● THE EXERCISE
Copy out all the entries exactly.

--- Start RECORDS TO PROCESS ---

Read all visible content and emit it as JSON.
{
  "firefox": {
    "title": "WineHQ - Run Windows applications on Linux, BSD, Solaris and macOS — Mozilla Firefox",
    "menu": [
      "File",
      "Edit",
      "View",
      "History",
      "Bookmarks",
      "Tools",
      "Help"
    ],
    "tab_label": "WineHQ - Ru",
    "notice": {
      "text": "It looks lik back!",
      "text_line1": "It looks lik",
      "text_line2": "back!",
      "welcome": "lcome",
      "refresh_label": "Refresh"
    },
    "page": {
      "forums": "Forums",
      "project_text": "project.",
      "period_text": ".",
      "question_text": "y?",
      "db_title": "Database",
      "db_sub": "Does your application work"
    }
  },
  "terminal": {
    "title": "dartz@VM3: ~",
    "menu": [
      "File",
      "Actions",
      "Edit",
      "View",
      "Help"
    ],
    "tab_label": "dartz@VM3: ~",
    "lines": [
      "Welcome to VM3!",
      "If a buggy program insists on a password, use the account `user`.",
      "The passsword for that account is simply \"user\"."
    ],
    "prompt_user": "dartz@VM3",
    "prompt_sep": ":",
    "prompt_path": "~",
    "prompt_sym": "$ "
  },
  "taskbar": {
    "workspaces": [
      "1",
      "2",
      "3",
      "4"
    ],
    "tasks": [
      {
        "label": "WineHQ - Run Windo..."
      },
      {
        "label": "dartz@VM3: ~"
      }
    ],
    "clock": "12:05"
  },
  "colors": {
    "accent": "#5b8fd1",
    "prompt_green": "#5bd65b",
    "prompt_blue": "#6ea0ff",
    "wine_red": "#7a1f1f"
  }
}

--- End RECORDS TO PROCESS ---

● COMPLETE OUTPUT
Read all visible content and emit it as JSON.
{
  "firefox": {
    "title": "WineHQ - Run Windows applications on Linux, BSD, Solaris and macOS — Mozilla Firefox",
    "menu": [
      "File",
      "Edit",
      "View",
      "History",
      "Bookmarks",
      "Tools",
      "Help"
    ],
    "tab_label": "WineHQ - Ru",
    "notice": {
      "text": "It looks lik back!",
      "text_line1": "It looks lik",
      "text_line2": "back!",
      "welcome": "lcome",
      "refresh_label": "Refresh"
    },
    "page": {
      "forums": "Forums",
      "project_text": "project.",
      "period_text": ".",
      "question_text": "y?",
      "db_title": "Database",
      "db_sub": "Does your application work"
    }
  },
  "terminal": {
    "title": "dartz@VM3: ~",
    "menu": [
      "File",
      "Actions",
      "Edit",
      "View",
      "Help"
    ],
    "tab_label": "dartz@VM3: ~",
    "lines": [
      "Welcome to VM3!",
      "If a buggy program insists on a password, use the account `user`.",
      "The passsword for that account is simply \"user\"."
    ],
    "prompt_user": "dartz@VM3",
    "prompt_sep": ":",
    "prompt_path": "~",
    "prompt_sym": "$ "
  },
  "taskbar": {
    "workspaces": [
      "1",
      "2",
      "3",
      "4"
    ],
    "tasks": [
      {
        "label": "WineHQ - Run Windo..."
      },
      {
        "label": "dartz@VM3: ~"
      }
    ],
    "clock": "12:05"
  },
  "colors": {
    "accent": "#5b8fd1",
    "prompt_green": "#5bd65b",
    "prompt_blue": "#6ea0ff",
    "wine_red": "#7a1f1f"
  }
}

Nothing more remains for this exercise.